Exercise requirements - Output every line below exactly, please, omitting pictures.

___ Records supplied

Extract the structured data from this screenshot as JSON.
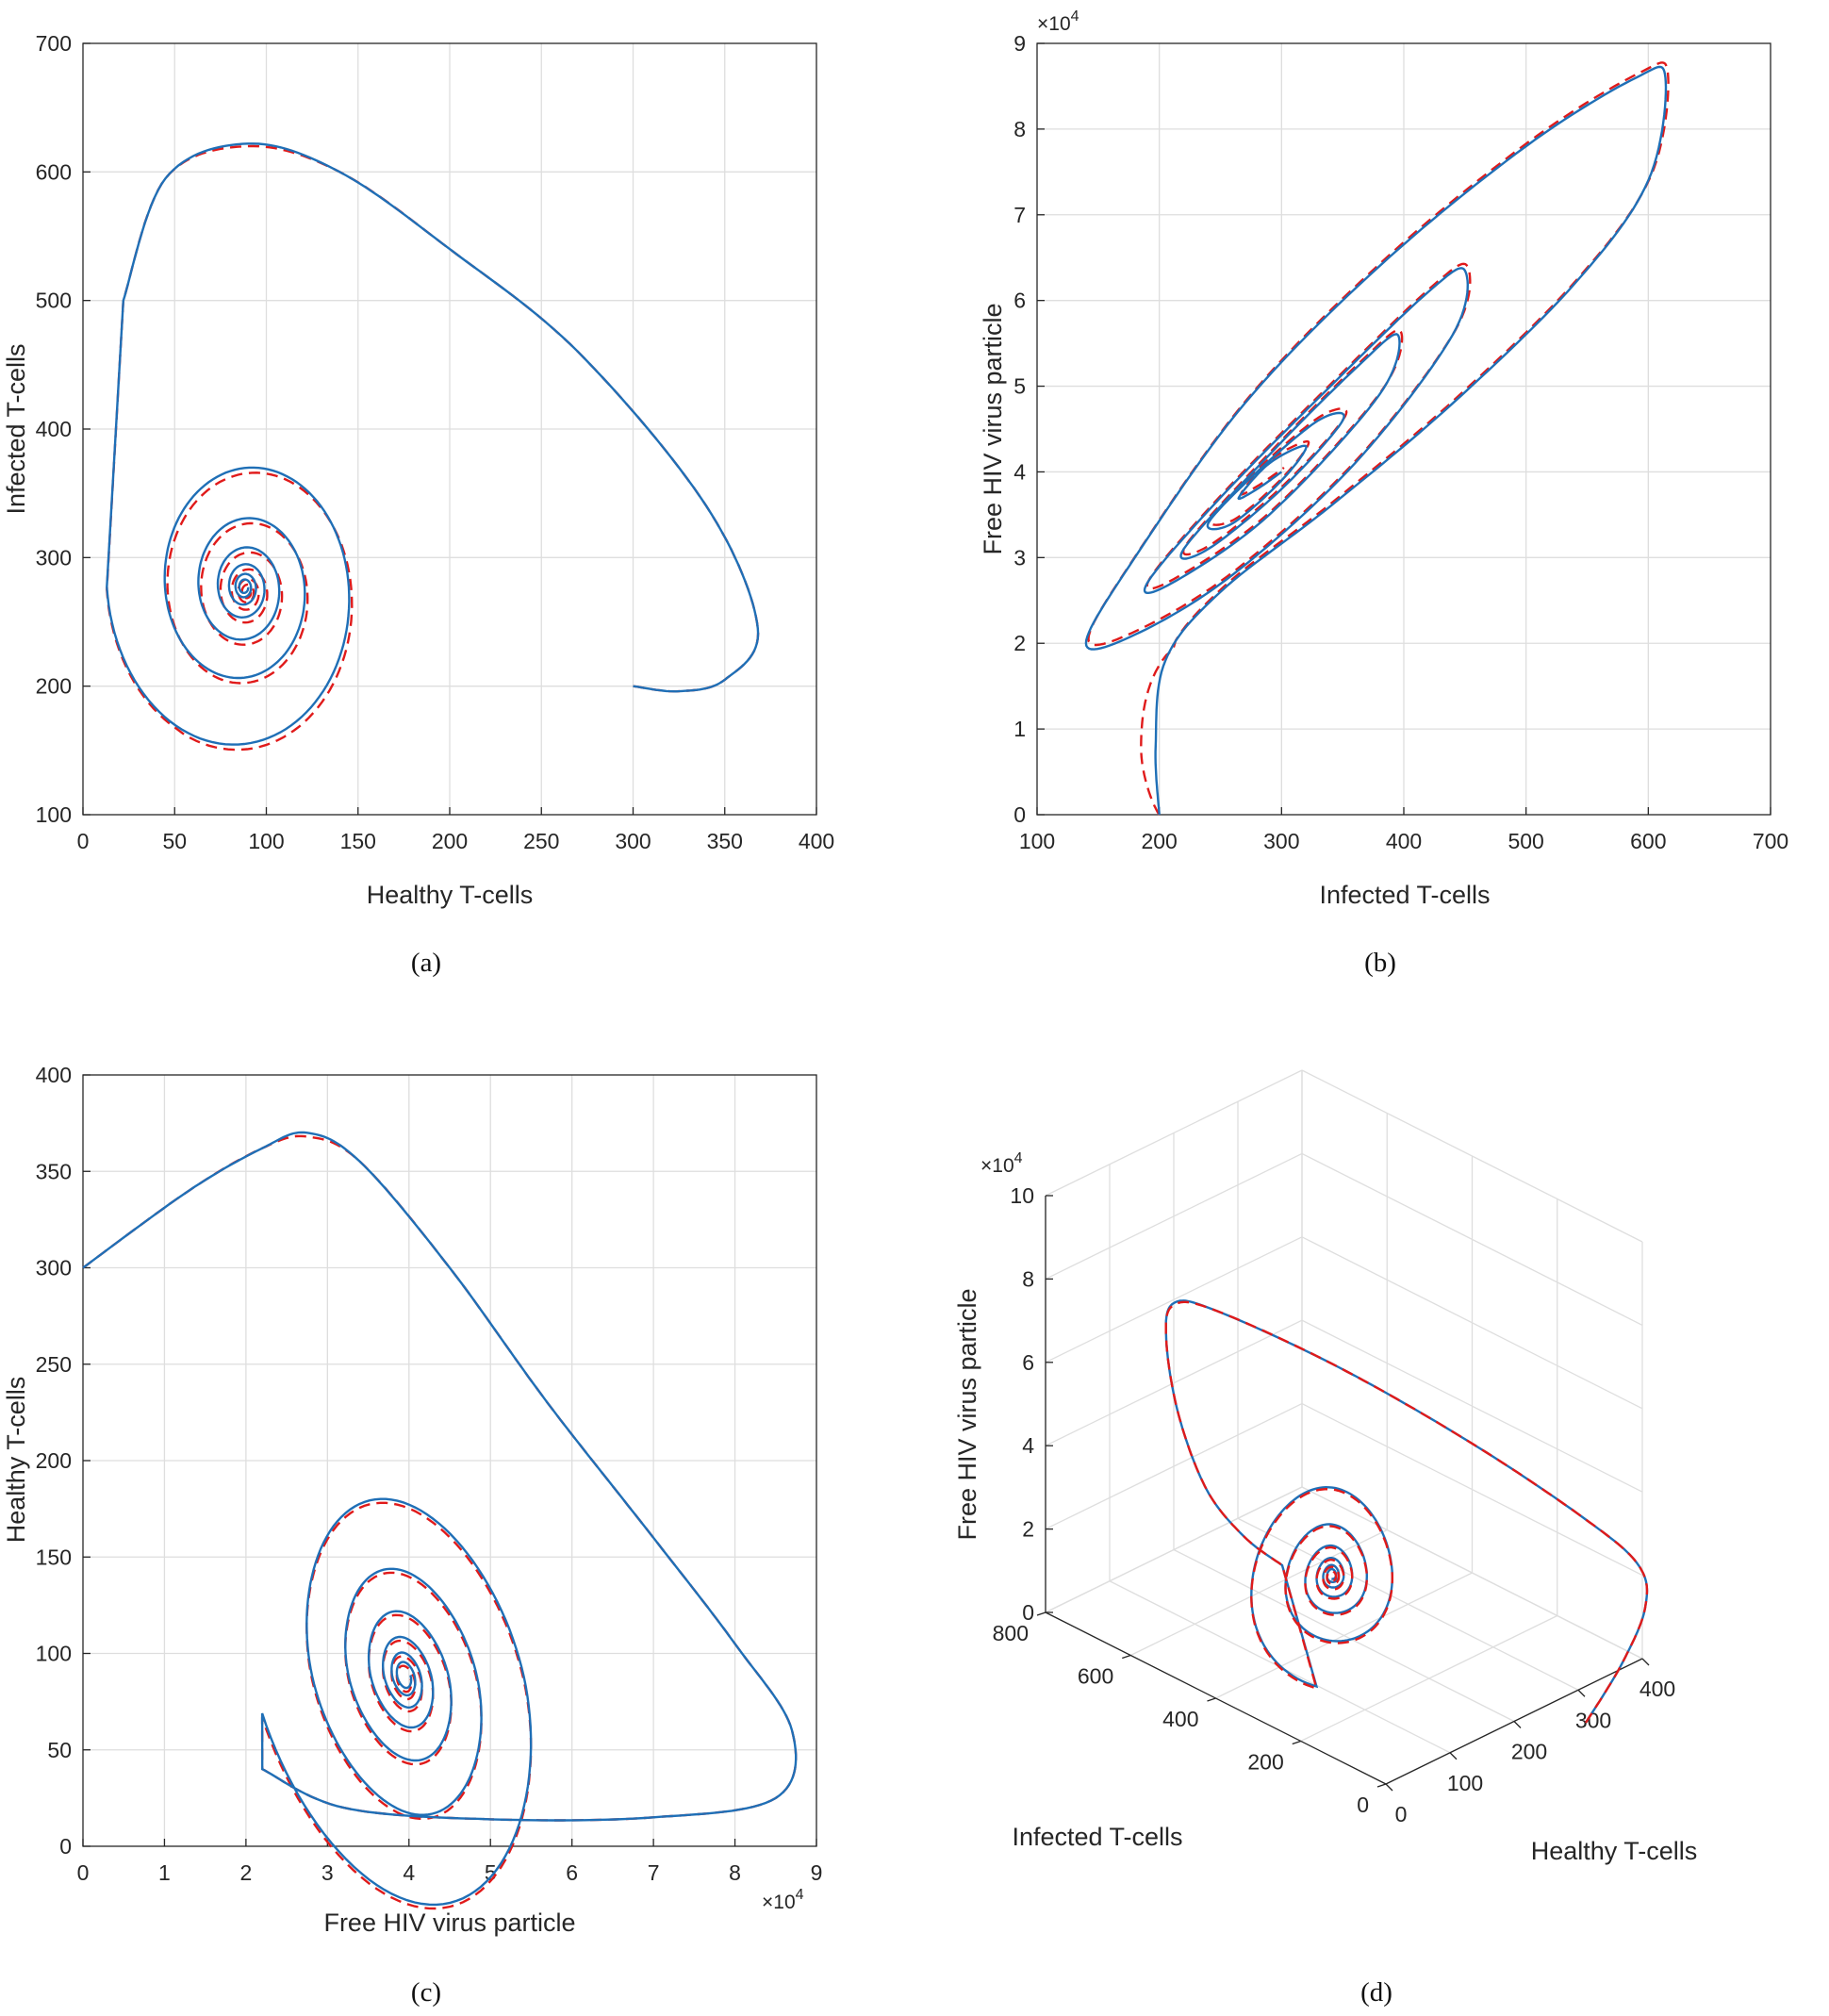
{
  "chart_data": [
    {
      "id": "a",
      "type": "line",
      "caption": "(a)",
      "xlabel": "Healthy T-cells",
      "ylabel": "Infected T-cells",
      "xlim": [
        0,
        400
      ],
      "ylim": [
        100,
        700
      ],
      "xticks": [
        0,
        50,
        100,
        150,
        200,
        250,
        300,
        350,
        400
      ],
      "yticks": [
        100,
        200,
        300,
        400,
        500,
        600,
        700
      ],
      "grid": true,
      "series": [
        {
          "color": "#1f6fb6",
          "style": "solid",
          "start": [
            300,
            200
          ],
          "center": [
            88,
            277
          ],
          "peak": [
            90,
            622
          ],
          "min_y": 138,
          "max_x": 370
        },
        {
          "color": "#e01a1a",
          "style": "dashed",
          "start": [
            300,
            200
          ],
          "center": [
            88,
            275
          ],
          "peak": [
            90,
            620
          ],
          "min_y": 138,
          "max_x": 368
        }
      ]
    },
    {
      "id": "b",
      "type": "line",
      "caption": "(b)",
      "xlabel": "Infected T-cells",
      "ylabel": "Free HIV virus particle",
      "xlim": [
        100,
        700
      ],
      "ylim": [
        0,
        9
      ],
      "y_multiplier": "×10",
      "y_multiplier_exp": "4",
      "xticks": [
        100,
        200,
        300,
        400,
        500,
        600,
        700
      ],
      "yticks": [
        0,
        1,
        2,
        3,
        4,
        5,
        6,
        7,
        8,
        9
      ],
      "grid": true,
      "series": [
        {
          "color": "#1f6fb6",
          "style": "solid",
          "start": [
            200,
            0
          ],
          "center": [
            275,
            3.8
          ],
          "peak": [
            615,
            8.7
          ],
          "min_x": 138
        },
        {
          "color": "#e01a1a",
          "style": "dashed",
          "start": [
            200,
            0
          ],
          "center": [
            275,
            3.85
          ],
          "peak": [
            615,
            8.7
          ],
          "min_x": 138
        }
      ]
    },
    {
      "id": "c",
      "type": "line",
      "caption": "(c)",
      "xlabel": "Free HIV virus particle",
      "ylabel": "Healthy T-cells",
      "xlim": [
        0,
        9
      ],
      "ylim": [
        0,
        400
      ],
      "x_multiplier": "×10",
      "x_multiplier_exp": "4",
      "xticks": [
        0,
        1,
        2,
        3,
        4,
        5,
        6,
        7,
        8,
        9
      ],
      "yticks": [
        0,
        50,
        100,
        150,
        200,
        250,
        300,
        350,
        400
      ],
      "grid": true,
      "series": [
        {
          "color": "#1f6fb6",
          "style": "solid",
          "start": [
            0,
            300
          ],
          "center": [
            3.95,
            88
          ],
          "peak": [
            2.7,
            370
          ],
          "max_x": 8.75,
          "min_y": 13
        },
        {
          "color": "#e01a1a",
          "style": "dashed",
          "start": [
            0,
            300
          ],
          "center": [
            3.95,
            86
          ],
          "peak": [
            2.7,
            369
          ],
          "max_x": 8.72,
          "min_y": 13
        }
      ]
    },
    {
      "id": "d",
      "type": "line",
      "caption": "(d)",
      "xlabel": "Healthy T-cells",
      "ylabel": "Infected T-cells",
      "zlabel": "Free HIV virus particle",
      "xlim": [
        0,
        400
      ],
      "ylim": [
        0,
        800
      ],
      "zlim": [
        0,
        10
      ],
      "z_multiplier": "×10",
      "z_multiplier_exp": "4",
      "xticks": [
        0,
        100,
        200,
        300,
        400
      ],
      "yticks": [
        0,
        200,
        400,
        600,
        800
      ],
      "zticks": [
        0,
        2,
        4,
        6,
        8,
        10
      ],
      "grid": true,
      "series": [
        {
          "color": "#1f6fb6",
          "style": "solid"
        },
        {
          "color": "#e01a1a",
          "style": "dashed"
        }
      ]
    }
  ]
}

______

Solution for this problem -
Extract the structured data from this screenshot as JSON.
{
  "chart_data": [
    {
      "id": "a",
      "type": "line",
      "caption": "(a)",
      "xlabel": "Healthy T-cells",
      "ylabel": "Infected T-cells",
      "xlim": [
        0,
        400
      ],
      "ylim": [
        100,
        700
      ],
      "xticks": [
        0,
        50,
        100,
        150,
        200,
        250,
        300,
        350,
        400
      ],
      "yticks": [
        100,
        200,
        300,
        400,
        500,
        600,
        700
      ],
      "grid": true,
      "series": [
        {
          "color": "#1f6fb6",
          "style": "solid",
          "start": [
            300,
            200
          ],
          "center": [
            88,
            277
          ],
          "peak": [
            90,
            622
          ],
          "min_y": 138,
          "max_x": 370
        },
        {
          "color": "#e01a1a",
          "style": "dashed",
          "start": [
            300,
            200
          ],
          "center": [
            88,
            275
          ],
          "peak": [
            90,
            620
          ],
          "min_y": 138,
          "max_x": 368
        }
      ]
    },
    {
      "id": "b",
      "type": "line",
      "caption": "(b)",
      "xlabel": "Infected T-cells",
      "ylabel": "Free HIV virus particle",
      "xlim": [
        100,
        700
      ],
      "ylim": [
        0,
        9
      ],
      "y_multiplier": "×10",
      "y_multiplier_exp": "4",
      "xticks": [
        100,
        200,
        300,
        400,
        500,
        600,
        700
      ],
      "yticks": [
        0,
        1,
        2,
        3,
        4,
        5,
        6,
        7,
        8,
        9
      ],
      "grid": true,
      "series": [
        {
          "color": "#1f6fb6",
          "style": "solid",
          "start": [
            200,
            0
          ],
          "center": [
            275,
            3.8
          ],
          "peak": [
            615,
            8.7
          ],
          "min_x": 138
        },
        {
          "color": "#e01a1a",
          "style": "dashed",
          "start": [
            200,
            0
          ],
          "center": [
            275,
            3.85
          ],
          "peak": [
            615,
            8.7
          ],
          "min_x": 138
        }
      ]
    },
    {
      "id": "c",
      "type": "line",
      "caption": "(c)",
      "xlabel": "Free HIV virus particle",
      "ylabel": "Healthy T-cells",
      "xlim": [
        0,
        9
      ],
      "ylim": [
        0,
        400
      ],
      "x_multiplier": "×10",
      "x_multiplier_exp": "4",
      "xticks": [
        0,
        1,
        2,
        3,
        4,
        5,
        6,
        7,
        8,
        9
      ],
      "yticks": [
        0,
        50,
        100,
        150,
        200,
        250,
        300,
        350,
        400
      ],
      "grid": true,
      "series": [
        {
          "color": "#1f6fb6",
          "style": "solid",
          "start": [
            0,
            300
          ],
          "center": [
            3.95,
            88
          ],
          "peak": [
            2.7,
            370
          ],
          "max_x": 8.75,
          "min_y": 13
        },
        {
          "color": "#e01a1a",
          "style": "dashed",
          "start": [
            0,
            300
          ],
          "center": [
            3.95,
            86
          ],
          "peak": [
            2.7,
            369
          ],
          "max_x": 8.72,
          "min_y": 13
        }
      ]
    },
    {
      "id": "d",
      "type": "line",
      "caption": "(d)",
      "xlabel": "Healthy T-cells",
      "ylabel": "Infected T-cells",
      "zlabel": "Free HIV virus particle",
      "xlim": [
        0,
        400
      ],
      "ylim": [
        0,
        800
      ],
      "zlim": [
        0,
        10
      ],
      "z_multiplier": "×10",
      "z_multiplier_exp": "4",
      "xticks": [
        0,
        100,
        200,
        300,
        400
      ],
      "yticks": [
        0,
        200,
        400,
        600,
        800
      ],
      "zticks": [
        0,
        2,
        4,
        6,
        8,
        10
      ],
      "grid": true,
      "series": [
        {
          "color": "#1f6fb6",
          "style": "solid"
        },
        {
          "color": "#e01a1a",
          "style": "dashed"
        }
      ]
    }
  ]
}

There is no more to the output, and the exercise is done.